PROBLEM: Show all lines holding the string "three".

DATA TO USE:
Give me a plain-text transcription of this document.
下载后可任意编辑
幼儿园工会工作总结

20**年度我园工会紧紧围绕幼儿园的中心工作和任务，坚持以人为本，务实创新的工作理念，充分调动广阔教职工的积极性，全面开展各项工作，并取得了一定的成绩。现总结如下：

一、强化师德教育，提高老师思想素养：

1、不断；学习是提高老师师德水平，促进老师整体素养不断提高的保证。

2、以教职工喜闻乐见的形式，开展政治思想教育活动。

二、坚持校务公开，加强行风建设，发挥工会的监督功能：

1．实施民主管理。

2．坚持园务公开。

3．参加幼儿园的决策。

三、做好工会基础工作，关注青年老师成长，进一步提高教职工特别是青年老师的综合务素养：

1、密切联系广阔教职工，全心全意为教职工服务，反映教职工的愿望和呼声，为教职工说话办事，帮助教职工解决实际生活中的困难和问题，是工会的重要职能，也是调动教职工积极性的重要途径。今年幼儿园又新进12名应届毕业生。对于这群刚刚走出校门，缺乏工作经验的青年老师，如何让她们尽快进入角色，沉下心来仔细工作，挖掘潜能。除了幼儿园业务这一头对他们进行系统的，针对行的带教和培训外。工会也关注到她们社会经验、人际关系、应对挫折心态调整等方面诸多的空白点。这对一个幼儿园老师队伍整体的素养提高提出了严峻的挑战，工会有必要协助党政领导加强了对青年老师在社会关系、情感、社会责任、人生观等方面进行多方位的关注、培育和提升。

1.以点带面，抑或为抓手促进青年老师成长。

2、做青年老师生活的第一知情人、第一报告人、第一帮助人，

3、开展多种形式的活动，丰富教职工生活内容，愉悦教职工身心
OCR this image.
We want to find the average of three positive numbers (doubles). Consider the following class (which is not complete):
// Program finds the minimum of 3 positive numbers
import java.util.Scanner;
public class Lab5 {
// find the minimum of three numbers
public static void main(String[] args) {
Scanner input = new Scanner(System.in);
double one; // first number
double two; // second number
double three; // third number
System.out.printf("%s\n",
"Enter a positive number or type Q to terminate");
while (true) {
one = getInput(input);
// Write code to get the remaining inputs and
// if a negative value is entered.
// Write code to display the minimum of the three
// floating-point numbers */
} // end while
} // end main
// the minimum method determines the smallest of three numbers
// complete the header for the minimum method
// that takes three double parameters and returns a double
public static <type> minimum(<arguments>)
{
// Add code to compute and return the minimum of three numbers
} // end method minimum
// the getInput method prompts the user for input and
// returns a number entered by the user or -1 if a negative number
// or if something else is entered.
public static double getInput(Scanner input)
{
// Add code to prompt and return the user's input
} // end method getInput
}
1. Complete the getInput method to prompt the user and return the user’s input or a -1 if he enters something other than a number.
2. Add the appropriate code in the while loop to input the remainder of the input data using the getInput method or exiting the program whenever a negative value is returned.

FULL ANSWER:
We want to find the average of three positive numbers (doubles). Consider the following class (which is not complete):
// find the minimum of three numbers
double three; // third number
// Write code to display the minimum of the three
// the minimum method determines the smallest of three numbers
// that takes three double parameters and returns a double
// Add code to compute and return the minimum of three numbers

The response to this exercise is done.